=== TO DO ===
Scan the lines below for the word "WebGLVertexArrayObject". Copy each line you find it in.
BEGIN
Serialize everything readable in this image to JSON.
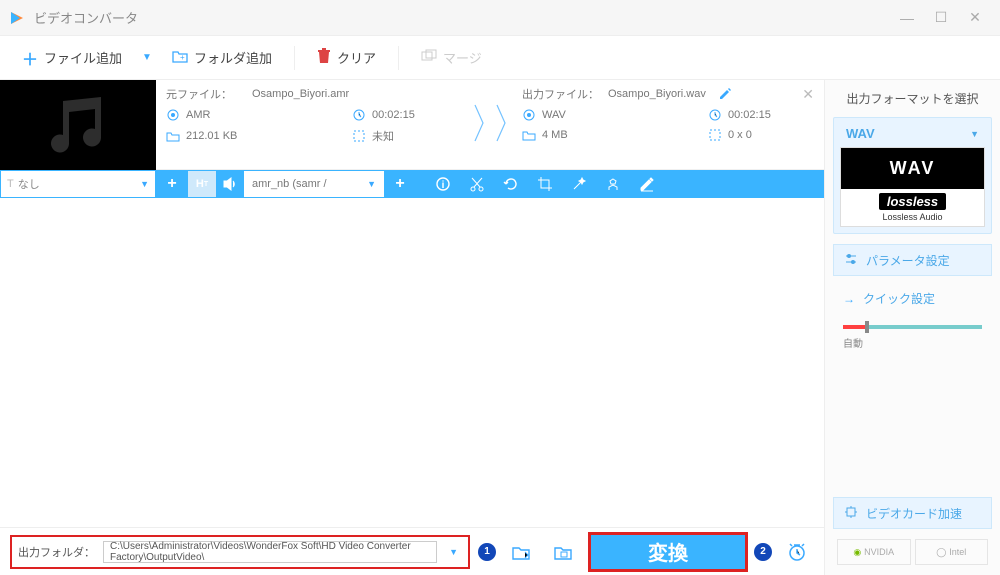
{
  "window": {
    "title": "ビデオコンバータ"
  },
  "toolbar": {
    "add_file": "ファイル追加",
    "add_folder": "フォルダ追加",
    "clear": "クリア",
    "merge": "マージ"
  },
  "item": {
    "src_label": "元ファイル：",
    "src_name": "Osampo_Biyori.amr",
    "out_label": "出力ファイル：",
    "out_name": "Osampo_Biyori.wav",
    "src_codec": "AMR",
    "src_dur": "00:02:15",
    "src_size": "212.01 KB",
    "src_dim": "未知",
    "out_codec": "WAV",
    "out_dur": "00:02:15",
    "out_size": "4 MB",
    "out_dim": "0 x 0",
    "subtitle": "なし",
    "audio_track": "amr_nb (samr /"
  },
  "right": {
    "title": "出力フォーマットを選択",
    "fmt": "WAV",
    "fmt_big": "WAV",
    "lossless_logo": "lossless",
    "lossless_txt": "Lossless Audio",
    "params": "パラメータ設定",
    "quick": "クイック設定",
    "auto": "自動",
    "gpu": "ビデオカード加速",
    "nvidia": "NVIDIA",
    "intel": "Intel"
  },
  "footer": {
    "out_label": "出力フォルダ：",
    "out_path": "C:\\Users\\Administrator\\Videos\\WonderFox Soft\\HD Video Converter Factory\\OutputVideo\\",
    "convert": "変換",
    "badge1": "1",
    "badge2": "2"
  }
}
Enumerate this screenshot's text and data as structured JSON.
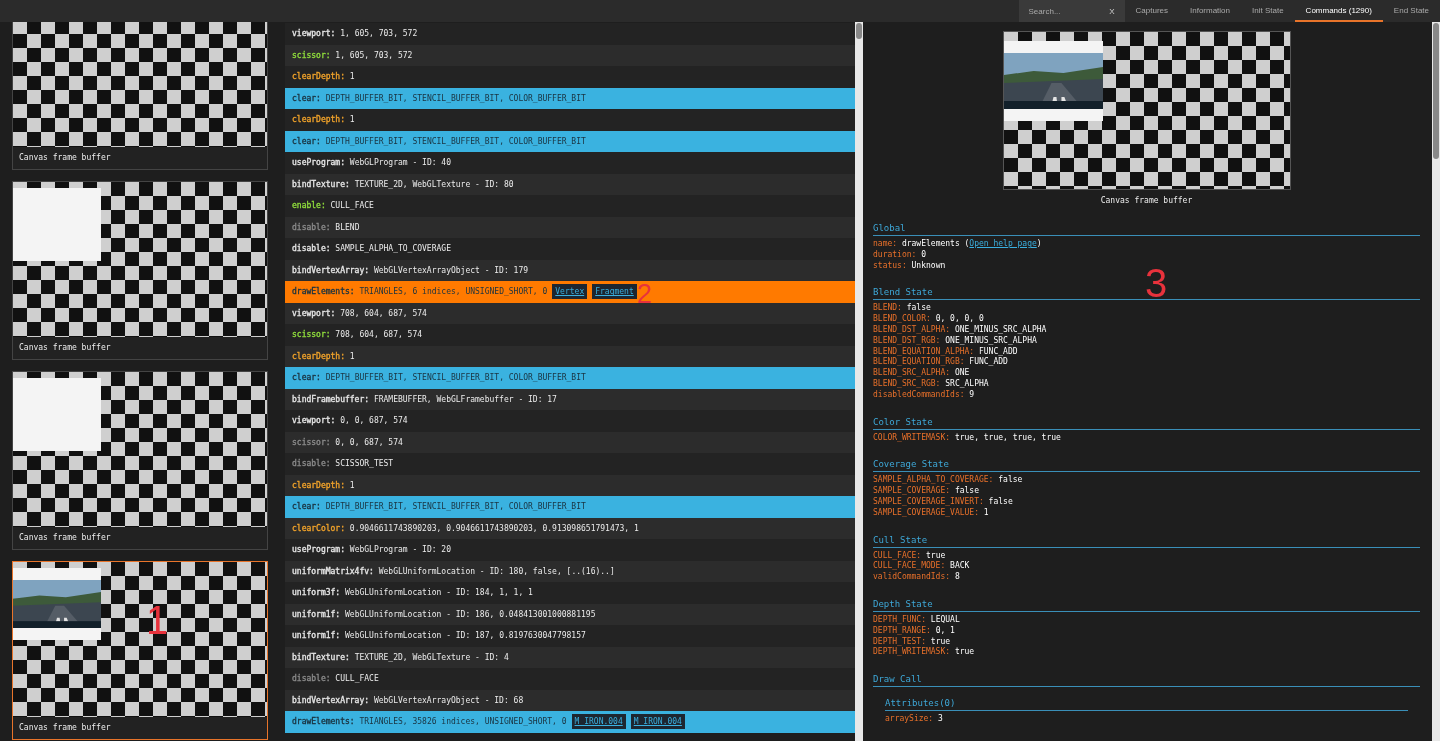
{
  "top_bar": {
    "search": {
      "placeholder": "Search...",
      "clear": "X"
    },
    "tabs": [
      {
        "label": "Captures",
        "selected": false
      },
      {
        "label": "Information",
        "selected": false
      },
      {
        "label": "Init State",
        "selected": false
      },
      {
        "label": "Commands (1290)",
        "selected": true
      },
      {
        "label": "End State",
        "selected": false
      }
    ]
  },
  "captures": [
    {
      "label": "Canvas frame buffer",
      "kind": "empty",
      "selected": false
    },
    {
      "label": "Canvas frame buffer",
      "kind": "white_block",
      "selected": false
    },
    {
      "label": "Canvas frame buffer",
      "kind": "white_block",
      "selected": false
    },
    {
      "label": "Canvas frame buffer",
      "selected": true
    }
  ],
  "commands": [
    {
      "name": "viewport:",
      "args": "1, 605, 703, 572",
      "kind": "plain",
      "color": "#e6e6e6",
      "selected": false
    },
    {
      "name": "scissor:",
      "args": "1, 605, 703, 572",
      "kind": "plain",
      "color": "#8fdc3c",
      "selected": false
    },
    {
      "name": "clearDepth:",
      "args": "1",
      "kind": "plain",
      "color": "#f0a22a",
      "selected": false
    },
    {
      "name": "clear:",
      "args": "DEPTH_BUFFER_BIT, STENCIL_BUFFER_BIT, COLOR_BUFFER_BIT",
      "kind": "draw",
      "selected": false
    },
    {
      "name": "clearDepth:",
      "args": "1",
      "kind": "plain",
      "color": "#f0a22a",
      "selected": false
    },
    {
      "name": "clear:",
      "args": "DEPTH_BUFFER_BIT, STENCIL_BUFFER_BIT, COLOR_BUFFER_BIT",
      "kind": "draw",
      "selected": false
    },
    {
      "name": "useProgram:",
      "args": "WebGLProgram - ID: 40",
      "kind": "plain",
      "color": "#e6e6e6",
      "selected": false
    },
    {
      "name": "bindTexture:",
      "args": "TEXTURE_2D, WebGLTexture - ID: 80",
      "kind": "plain",
      "color": "#e6e6e6",
      "selected": false
    },
    {
      "name": "enable:",
      "args": "CULL_FACE",
      "kind": "plain",
      "color": "#8fdc3c",
      "selected": false
    },
    {
      "name": "disable:",
      "args": "BLEND",
      "kind": "plain",
      "color": "#8a8a8a",
      "selected": false
    },
    {
      "name": "disable:",
      "args": "SAMPLE_ALPHA_TO_COVERAGE",
      "kind": "plain",
      "color": "#e6e6e6",
      "selected": false
    },
    {
      "name": "bindVertexArray:",
      "args": "WebGLVertexArrayObject - ID: 179",
      "kind": "plain",
      "color": "#e6e6e6",
      "selected": false
    },
    {
      "name": "drawElements:",
      "args": "TRIANGLES, 6 indices, UNSIGNED_SHORT, 0",
      "kind": "draw",
      "selected": true,
      "links": [
        "Vertex",
        "Fragment"
      ]
    },
    {
      "name": "viewport:",
      "args": "708, 604, 687, 574",
      "kind": "plain",
      "color": "#e6e6e6",
      "selected": false
    },
    {
      "name": "scissor:",
      "args": "708, 604, 687, 574",
      "kind": "plain",
      "color": "#8fdc3c",
      "selected": false
    },
    {
      "name": "clearDepth:",
      "args": "1",
      "kind": "plain",
      "color": "#f0a22a",
      "selected": false
    },
    {
      "name": "clear:",
      "args": "DEPTH_BUFFER_BIT, STENCIL_BUFFER_BIT, COLOR_BUFFER_BIT",
      "kind": "draw",
      "selected": false
    },
    {
      "name": "bindFramebuffer:",
      "args": "FRAMEBUFFER, WebGLFramebuffer - ID: 17",
      "kind": "plain",
      "color": "#e6e6e6",
      "selected": false
    },
    {
      "name": "viewport:",
      "args": "0, 0, 687, 574",
      "kind": "plain",
      "color": "#e6e6e6",
      "selected": false
    },
    {
      "name": "scissor:",
      "args": "0, 0, 687, 574",
      "kind": "plain",
      "color": "#8a8a8a",
      "selected": false
    },
    {
      "name": "disable:",
      "args": "SCISSOR_TEST",
      "kind": "plain",
      "color": "#8a8a8a",
      "selected": false
    },
    {
      "name": "clearDepth:",
      "args": "1",
      "kind": "plain",
      "color": "#f0a22a",
      "selected": false
    },
    {
      "name": "clear:",
      "args": "DEPTH_BUFFER_BIT, STENCIL_BUFFER_BIT, COLOR_BUFFER_BIT",
      "kind": "draw",
      "selected": false
    },
    {
      "name": "clearColor:",
      "args": "0.9046611743890203, 0.9046611743890203, 0.913098651791473, 1",
      "kind": "plain",
      "color": "#f0a22a",
      "selected": false
    },
    {
      "name": "useProgram:",
      "args": "WebGLProgram - ID: 20",
      "kind": "plain",
      "color": "#e6e6e6",
      "selected": false
    },
    {
      "name": "uniformMatrix4fv:",
      "args": "WebGLUniformLocation - ID: 180, false, [..(16)..]",
      "kind": "plain",
      "color": "#e6e6e6",
      "selected": false
    },
    {
      "name": "uniform3f:",
      "args": "WebGLUniformLocation - ID: 184, 1, 1, 1",
      "kind": "plain",
      "color": "#e6e6e6",
      "selected": false
    },
    {
      "name": "uniform1f:",
      "args": "WebGLUniformLocation - ID: 186, 0.048413001000881195",
      "kind": "plain",
      "color": "#e6e6e6",
      "selected": false
    },
    {
      "name": "uniform1f:",
      "args": "WebGLUniformLocation - ID: 187, 0.8197630047798157",
      "kind": "plain",
      "color": "#e6e6e6",
      "selected": false
    },
    {
      "name": "bindTexture:",
      "args": "TEXTURE_2D, WebGLTexture - ID: 4",
      "kind": "plain",
      "color": "#e6e6e6",
      "selected": false
    },
    {
      "name": "disable:",
      "args": "CULL_FACE",
      "kind": "plain",
      "color": "#8a8a8a",
      "selected": false
    },
    {
      "name": "bindVertexArray:",
      "args": "WebGLVertexArrayObject - ID: 68",
      "kind": "plain",
      "color": "#e6e6e6",
      "selected": false
    },
    {
      "name": "drawElements:",
      "args": "TRIANGLES, 35826 indices, UNSIGNED_SHORT, 0",
      "kind": "draw",
      "selected": false,
      "links": [
        "M_IRON.004",
        "M_IRON.004"
      ]
    }
  ],
  "details": {
    "preview_label": "Canvas frame buffer",
    "sections": [
      {
        "title": "Global",
        "props": [
          {
            "key": "name:",
            "value": "drawElements (",
            "link": "Open help page",
            "after": ")"
          },
          {
            "key": "duration:",
            "value": "0"
          },
          {
            "key": "status:",
            "value": "Unknown"
          }
        ]
      },
      {
        "title": "Blend State",
        "props": [
          {
            "key": "BLEND:",
            "value": "false"
          },
          {
            "key": "BLEND_COLOR:",
            "value": "0, 0, 0, 0"
          },
          {
            "key": "BLEND_DST_ALPHA:",
            "value": "ONE_MINUS_SRC_ALPHA"
          },
          {
            "key": "BLEND_DST_RGB:",
            "value": "ONE_MINUS_SRC_ALPHA"
          },
          {
            "key": "BLEND_EQUATION_ALPHA:",
            "value": "FUNC_ADD"
          },
          {
            "key": "BLEND_EQUATION_RGB:",
            "value": "FUNC_ADD"
          },
          {
            "key": "BLEND_SRC_ALPHA:",
            "value": "ONE"
          },
          {
            "key": "BLEND_SRC_RGB:",
            "value": "SRC_ALPHA"
          },
          {
            "key": "disabledCommandIds:",
            "value": "9"
          }
        ]
      },
      {
        "title": "Color State",
        "props": [
          {
            "key": "COLOR_WRITEMASK:",
            "value": "true, true, true, true"
          }
        ]
      },
      {
        "title": "Coverage State",
        "props": [
          {
            "key": "SAMPLE_ALPHA_TO_COVERAGE:",
            "value": "false"
          },
          {
            "key": "SAMPLE_COVERAGE:",
            "value": "false"
          },
          {
            "key": "SAMPLE_COVERAGE_INVERT:",
            "value": "false"
          },
          {
            "key": "SAMPLE_COVERAGE_VALUE:",
            "value": "1"
          }
        ]
      },
      {
        "title": "Cull State",
        "props": [
          {
            "key": "CULL_FACE:",
            "value": "true"
          },
          {
            "key": "CULL_FACE_MODE:",
            "value": "BACK"
          },
          {
            "key": "validCommandIds:",
            "value": "8"
          }
        ]
      },
      {
        "title": "Depth State",
        "props": [
          {
            "key": "DEPTH_FUNC:",
            "value": "LEQUAL"
          },
          {
            "key": "DEPTH_RANGE:",
            "value": "0, 1"
          },
          {
            "key": "DEPTH_TEST:",
            "value": "true"
          },
          {
            "key": "DEPTH_WRITEMASK:",
            "value": "true"
          }
        ]
      },
      {
        "title": "Draw Call",
        "subsections": [
          {
            "title": "Attributes(0)",
            "props": [
              {
                "key": "arraySize:",
                "value": "3"
              }
            ]
          }
        ]
      }
    ]
  },
  "annotations": [
    "1",
    "2",
    "3"
  ]
}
END
=== EXERCISE RESULT ===
      "args": "WebGLVertexArrayObject - ID: 179",
      "args": "WebGLVertexArrayObject - ID: 68",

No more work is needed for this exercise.